Problem requirements: Copy out the lines unchanged, starting with the line that contains "raster-point [372, 437, 384, 449]" and going on through the line that contains "raster-point [348, 614, 360, 626]".

Excerpts from a layout annotation set
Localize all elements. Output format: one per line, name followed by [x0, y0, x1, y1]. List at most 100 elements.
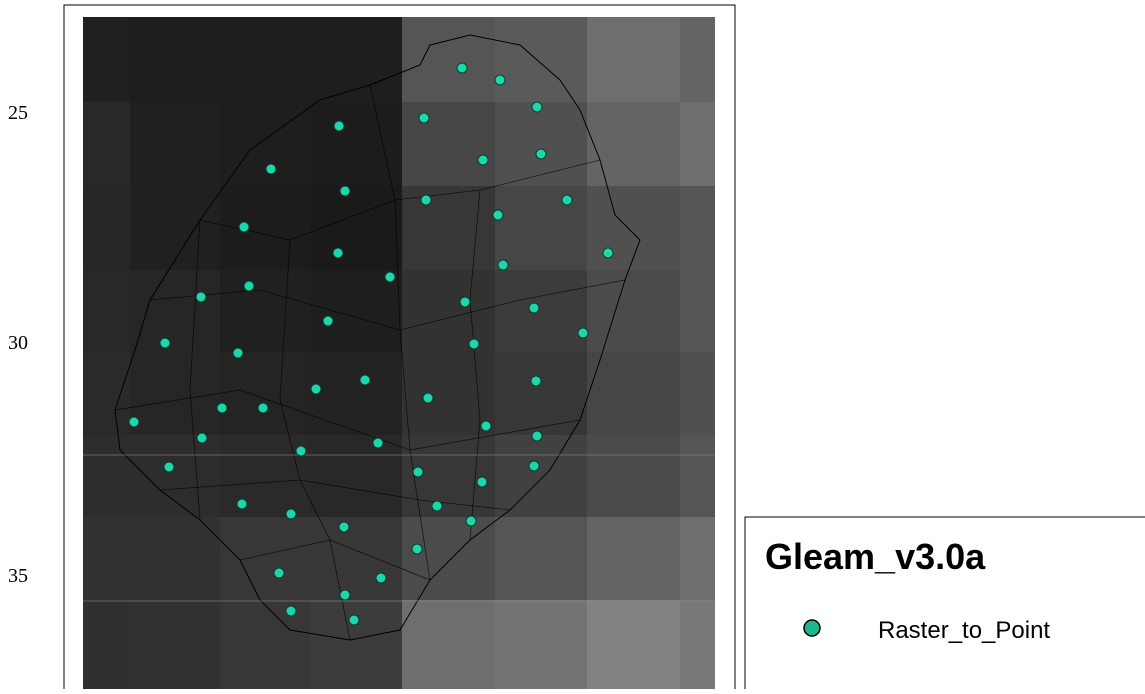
raster-point [372, 437, 384, 449]
raster-cell [130, 352, 220, 435]
raster-point [531, 430, 543, 442]
raster-cell [495, 517, 587, 600]
raster-cell [83, 352, 130, 435]
raster-point [420, 194, 432, 206]
raster-point [535, 148, 547, 160]
raster-point [333, 120, 345, 132]
raster-cell [220, 517, 310, 600]
raster-cell [495, 270, 587, 352]
raster-cell [310, 600, 402, 689]
raster-point [295, 445, 307, 457]
raster-cell [310, 352, 402, 435]
raster-point [128, 416, 140, 428]
raster-cell [83, 435, 130, 517]
raster-cell [83, 517, 130, 600]
raster-cell [587, 435, 680, 517]
raster-point [332, 247, 344, 259]
raster-cell [587, 17, 680, 102]
raster-cell [310, 17, 402, 102]
raster-cell [680, 270, 715, 352]
raster-cell [220, 17, 310, 102]
raster-cell [402, 270, 495, 352]
raster-cell [680, 517, 715, 600]
raster-cell [310, 186, 402, 270]
raster-point [577, 327, 589, 339]
legend-symbol [803, 619, 821, 637]
raster-cell [587, 600, 680, 689]
raster-cell [402, 186, 495, 270]
raster-cell [402, 517, 495, 600]
raster-point [494, 74, 506, 86]
raster-point [243, 280, 255, 292]
raster-point [456, 62, 468, 74]
raster-point [348, 614, 360, 626]
raster-cell [495, 435, 587, 517]
raster-point [257, 402, 269, 414]
legend-box [744, 516, 1145, 694]
raster-point [531, 101, 543, 113]
raster-point [339, 589, 351, 601]
raster [83, 17, 715, 689]
raster-point [530, 375, 542, 387]
raster-point [422, 392, 434, 404]
raster-point [196, 432, 208, 444]
raster-cell [220, 186, 310, 270]
raster-cell [495, 186, 587, 270]
raster-point [265, 163, 277, 175]
raster-cell [130, 600, 220, 689]
raster-point [359, 374, 371, 386]
raster-cell [680, 435, 715, 517]
raster-point [285, 605, 297, 617]
raster-point [339, 185, 351, 197]
raster-cell [310, 102, 402, 186]
raster-point [468, 338, 480, 350]
raster-point [236, 498, 248, 510]
raster-cell [587, 270, 680, 352]
raster-cell [402, 600, 495, 689]
raster-cell [220, 102, 310, 186]
raster-point [477, 154, 489, 166]
raster-point [528, 302, 540, 314]
raster-point [163, 461, 175, 473]
raster-point [322, 315, 334, 327]
raster-cell [83, 270, 130, 352]
raster-point [431, 500, 443, 512]
raster-point [497, 259, 509, 271]
raster-cell [495, 102, 587, 186]
raster-point [528, 460, 540, 472]
raster-cell [495, 17, 587, 102]
raster-point [465, 515, 477, 527]
raster-point [238, 221, 250, 233]
raster-point [480, 420, 492, 432]
raster-cell [130, 102, 220, 186]
raster-cell [402, 17, 495, 102]
raster-point [310, 383, 322, 395]
raster-point [273, 567, 285, 579]
raster-point [411, 543, 423, 555]
raster-point [418, 112, 430, 124]
raster-cell [220, 600, 310, 689]
raster-point [476, 476, 488, 488]
raster-cell [680, 186, 715, 270]
lat-label: 25 [8, 102, 28, 124]
raster-cell [220, 270, 310, 352]
raster-cell [587, 102, 680, 186]
raster-cell [83, 186, 130, 270]
raster-point [159, 337, 171, 349]
raster-cell [680, 102, 715, 186]
raster-cell [680, 600, 715, 689]
raster-point [459, 296, 471, 308]
raster-cell [130, 270, 220, 352]
raster-cell [130, 517, 220, 600]
raster-cell [83, 17, 130, 102]
raster-cell [130, 17, 220, 102]
raster-point [195, 291, 207, 303]
raster-cell [680, 17, 715, 102]
lat-label: 30 [8, 332, 28, 354]
raster-point [561, 194, 573, 206]
lat-label: 35 [8, 565, 28, 587]
legend-label: Raster_to_Point [878, 617, 1050, 644]
raster-point [602, 247, 614, 259]
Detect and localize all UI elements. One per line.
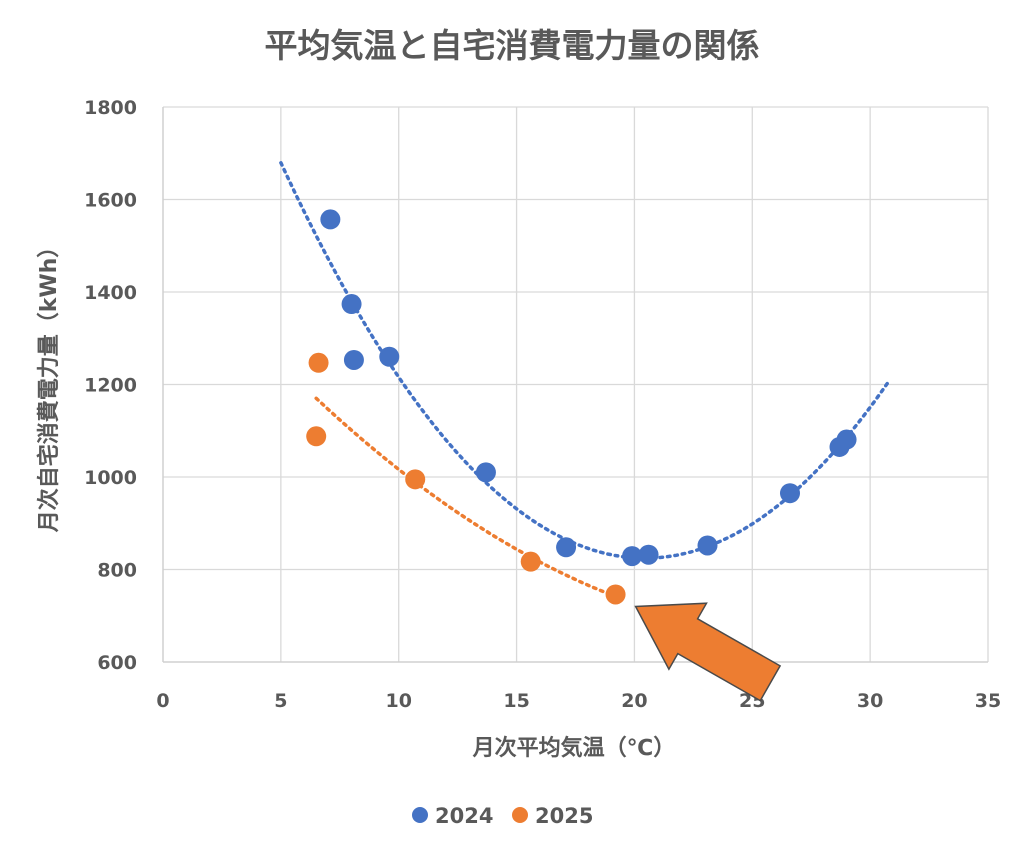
y-tick-label: 1600 [84,190,137,212]
y-tick-label: 1400 [84,282,137,304]
legend: 2024 2025 [412,804,593,828]
y-tick-label: 1800 [84,97,137,119]
annotation [634,602,782,702]
data-point-2025 [405,469,426,490]
data-points [306,209,857,605]
legend-label-2024: 2024 [435,804,493,828]
legend-marker-2024 [412,807,428,823]
x-tick-label: 0 [156,690,169,712]
grid-lines [163,106,989,662]
data-point-2025 [605,584,626,605]
data-point-2025 [308,352,329,373]
data-point-2024 [638,544,659,565]
x-tick-label: 35 [975,690,1001,712]
arrow-annotation [634,602,782,702]
data-point-2024 [697,535,718,556]
data-point-2024 [343,349,364,370]
x-tick-label: 30 [857,690,883,712]
data-point-2024 [320,209,341,230]
data-point-2024 [836,429,857,450]
y-tick-label: 600 [97,652,137,674]
x-axis-label: 月次平均気温（℃） [472,735,676,761]
data-point-2024 [556,537,577,558]
chart-title: 平均気温と自宅消費電力量の関係 [265,26,760,65]
data-point-2024 [622,546,643,567]
data-point-2025 [306,426,327,447]
x-tick-label: 10 [385,690,411,712]
y-tick-label: 800 [97,560,137,582]
legend-label-2025: 2025 [535,804,593,828]
y-tick-label: 1200 [84,375,137,397]
y-tick-label: 1000 [84,467,137,489]
data-point-2025 [520,551,541,572]
data-point-2024 [780,483,800,504]
trendline-2025 [314,396,618,599]
data-point-2024 [379,346,400,367]
legend-marker-2025 [512,807,528,823]
x-tick-label: 20 [621,690,647,712]
data-point-2024 [341,294,362,315]
trendlines [279,161,891,599]
x-tick-label: 5 [274,690,287,712]
data-point-2024 [475,462,496,483]
x-tick-label: 15 [503,690,529,712]
y-axis-label: 月次自宅消費電力量（kWh） [36,236,62,534]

Response to this task:
raster-point [372, 437, 384, 449]
raster-cell [130, 352, 220, 435]
raster-point [531, 430, 543, 442]
raster-cell [495, 517, 587, 600]
raster-cell [83, 352, 130, 435]
raster-point [420, 194, 432, 206]
raster-point [535, 148, 547, 160]
raster-point [333, 120, 345, 132]
raster-cell [220, 517, 310, 600]
raster-cell [495, 270, 587, 352]
raster-cell [310, 600, 402, 689]
raster-point [295, 445, 307, 457]
raster-cell [310, 352, 402, 435]
raster-point [128, 416, 140, 428]
raster-cell [83, 435, 130, 517]
raster-cell [83, 517, 130, 600]
raster-cell [587, 435, 680, 517]
raster-point [332, 247, 344, 259]
raster-cell [587, 17, 680, 102]
raster-cell [310, 17, 402, 102]
raster-cell [680, 270, 715, 352]
raster-cell [220, 17, 310, 102]
raster-cell [402, 270, 495, 352]
raster-cell [680, 517, 715, 600]
raster-cell [310, 186, 402, 270]
raster-point [577, 327, 589, 339]
legend-symbol [803, 619, 821, 637]
raster-cell [587, 600, 680, 689]
raster-cell [402, 186, 495, 270]
raster-cell [402, 517, 495, 600]
raster-point [494, 74, 506, 86]
raster-point [243, 280, 255, 292]
raster-point [456, 62, 468, 74]
raster-point [348, 614, 360, 626]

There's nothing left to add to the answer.